__What you will do__
Every line of the material below should be repeated exactly.
— Start of Exercise materials —
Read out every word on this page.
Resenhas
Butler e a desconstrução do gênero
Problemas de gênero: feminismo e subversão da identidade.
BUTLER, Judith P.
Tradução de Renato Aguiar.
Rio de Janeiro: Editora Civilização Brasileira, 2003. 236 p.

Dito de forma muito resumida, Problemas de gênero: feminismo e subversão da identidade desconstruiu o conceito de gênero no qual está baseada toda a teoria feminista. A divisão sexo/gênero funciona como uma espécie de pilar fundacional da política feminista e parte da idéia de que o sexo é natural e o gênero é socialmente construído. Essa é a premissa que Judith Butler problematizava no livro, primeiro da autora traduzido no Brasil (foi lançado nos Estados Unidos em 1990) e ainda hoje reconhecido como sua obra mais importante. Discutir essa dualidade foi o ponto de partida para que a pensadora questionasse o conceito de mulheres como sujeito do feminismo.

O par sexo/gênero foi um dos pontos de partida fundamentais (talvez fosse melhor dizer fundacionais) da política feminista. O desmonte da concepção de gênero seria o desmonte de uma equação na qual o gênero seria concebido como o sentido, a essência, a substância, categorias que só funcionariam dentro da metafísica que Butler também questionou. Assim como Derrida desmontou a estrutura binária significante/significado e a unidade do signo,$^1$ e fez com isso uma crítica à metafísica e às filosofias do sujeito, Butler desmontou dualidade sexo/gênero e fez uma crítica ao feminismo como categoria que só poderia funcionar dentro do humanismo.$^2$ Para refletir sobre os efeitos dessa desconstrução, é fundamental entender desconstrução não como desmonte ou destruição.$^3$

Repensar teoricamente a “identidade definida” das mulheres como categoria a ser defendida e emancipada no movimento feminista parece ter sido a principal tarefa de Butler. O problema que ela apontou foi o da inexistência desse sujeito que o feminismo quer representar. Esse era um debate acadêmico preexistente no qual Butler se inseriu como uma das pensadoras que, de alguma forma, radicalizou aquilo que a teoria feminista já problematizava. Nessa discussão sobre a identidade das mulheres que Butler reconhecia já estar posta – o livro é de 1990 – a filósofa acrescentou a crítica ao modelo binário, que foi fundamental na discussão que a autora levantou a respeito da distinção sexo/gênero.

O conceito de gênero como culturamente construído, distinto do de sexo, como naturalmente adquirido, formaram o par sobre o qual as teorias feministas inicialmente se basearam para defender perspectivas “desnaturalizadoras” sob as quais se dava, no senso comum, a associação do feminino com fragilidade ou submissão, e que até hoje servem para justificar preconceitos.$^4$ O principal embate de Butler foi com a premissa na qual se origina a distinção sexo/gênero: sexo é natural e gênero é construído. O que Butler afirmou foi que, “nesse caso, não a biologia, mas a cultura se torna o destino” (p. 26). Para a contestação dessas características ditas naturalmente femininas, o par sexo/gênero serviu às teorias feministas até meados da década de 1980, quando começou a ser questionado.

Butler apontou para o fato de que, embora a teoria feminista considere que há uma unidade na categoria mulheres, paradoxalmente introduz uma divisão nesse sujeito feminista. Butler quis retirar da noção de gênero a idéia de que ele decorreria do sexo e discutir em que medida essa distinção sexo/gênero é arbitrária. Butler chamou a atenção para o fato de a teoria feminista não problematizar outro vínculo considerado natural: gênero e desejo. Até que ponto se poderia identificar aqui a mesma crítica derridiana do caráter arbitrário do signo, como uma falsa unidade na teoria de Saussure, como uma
— End of Exercise materials —
__Reply__
Read out every word on this page.
Resenhas
Butler e a desconstrução do gênero
Problemas de gênero: feminismo e subversão da identidade.
BUTLER, Judith P.
Tradução de Renato Aguiar.
Rio de Janeiro: Editora Civilização Brasileira, 2003. 236 p.

Dito de forma muito resumida, Problemas de gênero: feminismo e subversão da identidade desconstruiu o conceito de gênero no qual está baseada toda a teoria feminista. A divisão sexo/gênero funciona como uma espécie de pilar fundacional da política feminista e parte da idéia de que o sexo é natural e o gênero é socialmente construído. Essa é a premissa que Judith Butler problematizava no livro, primeiro da autora traduzido no Brasil (foi lançado nos Estados Unidos em 1990) e ainda hoje reconhecido como sua obra mais importante. Discutir essa dualidade foi o ponto de partida para que a pensadora questionasse o conceito de mulheres como sujeito do feminismo.

O par sexo/gênero foi um dos pontos de partida fundamentais (talvez fosse melhor dizer fundacionais) da política feminista. O desmonte da concepção de gênero seria o desmonte de uma equação na qual o gênero seria concebido como o sentido, a essência, a substância, categorias que só funcionariam dentro da metafísica que Butler também questionou. Assim como Derrida desmontou a estrutura binária significante/significado e a unidade do signo,$^1$ e fez com isso uma crítica à metafísica e às filosofias do sujeito, Butler desmontou dualidade sexo/gênero e fez uma crítica ao feminismo como categoria que só poderia funcionar dentro do humanismo.$^2$ Para refletir sobre os efeitos dessa desconstrução, é fundamental entender desconstrução não como desmonte ou destruição.$^3$

Repensar teoricamente a “identidade definida” das mulheres como categoria a ser defendida e emancipada no movimento feminista parece ter sido a principal tarefa de Butler. O problema que ela apontou foi o da inexistência desse sujeito que o feminismo quer representar. Esse era um debate acadêmico preexistente no qual Butler se inseriu como uma das pensadoras que, de alguma forma, radicalizou aquilo que a teoria feminista já problematizava. Nessa discussão sobre a identidade das mulheres que Butler reconhecia já estar posta – o livro é de 1990 – a filósofa acrescentou a crítica ao modelo binário, que foi fundamental na discussão que a autora levantou a respeito da distinção sexo/gênero.

O conceito de gênero como culturamente construído, distinto do de sexo, como naturalmente adquirido, formaram o par sobre o qual as teorias feministas inicialmente se basearam para defender perspectivas “desnaturalizadoras” sob as quais se dava, no senso comum, a associação do feminino com fragilidade ou submissão, e que até hoje servem para justificar preconceitos.$^4$ O principal embate de Butler foi com a premissa na qual se origina a distinção sexo/gênero: sexo é natural e gênero é construído. O que Butler afirmou foi que, “nesse caso, não a biologia, mas a cultura se torna o destino” (p. 26). Para a contestação dessas características ditas naturalmente femininas, o par sexo/gênero serviu às teorias feministas até meados da década de 1980, quando começou a ser questionado.

Butler apontou para o fato de que, embora a teoria feminista considere que há uma unidade na categoria mulheres, paradoxalmente introduz uma divisão nesse sujeito feminista. Butler quis retirar da noção de gênero a idéia de que ele decorreria do sexo e discutir em que medida essa distinção sexo/gênero é arbitrária. Butler chamou a atenção para o fato de a teoria feminista não problematizar outro vínculo considerado natural: gênero e desejo. Até que ponto se poderia identificar aqui a mesma crítica derridiana do caráter arbitrário do signo, como uma falsa unidade na teoria de Saussure, como uma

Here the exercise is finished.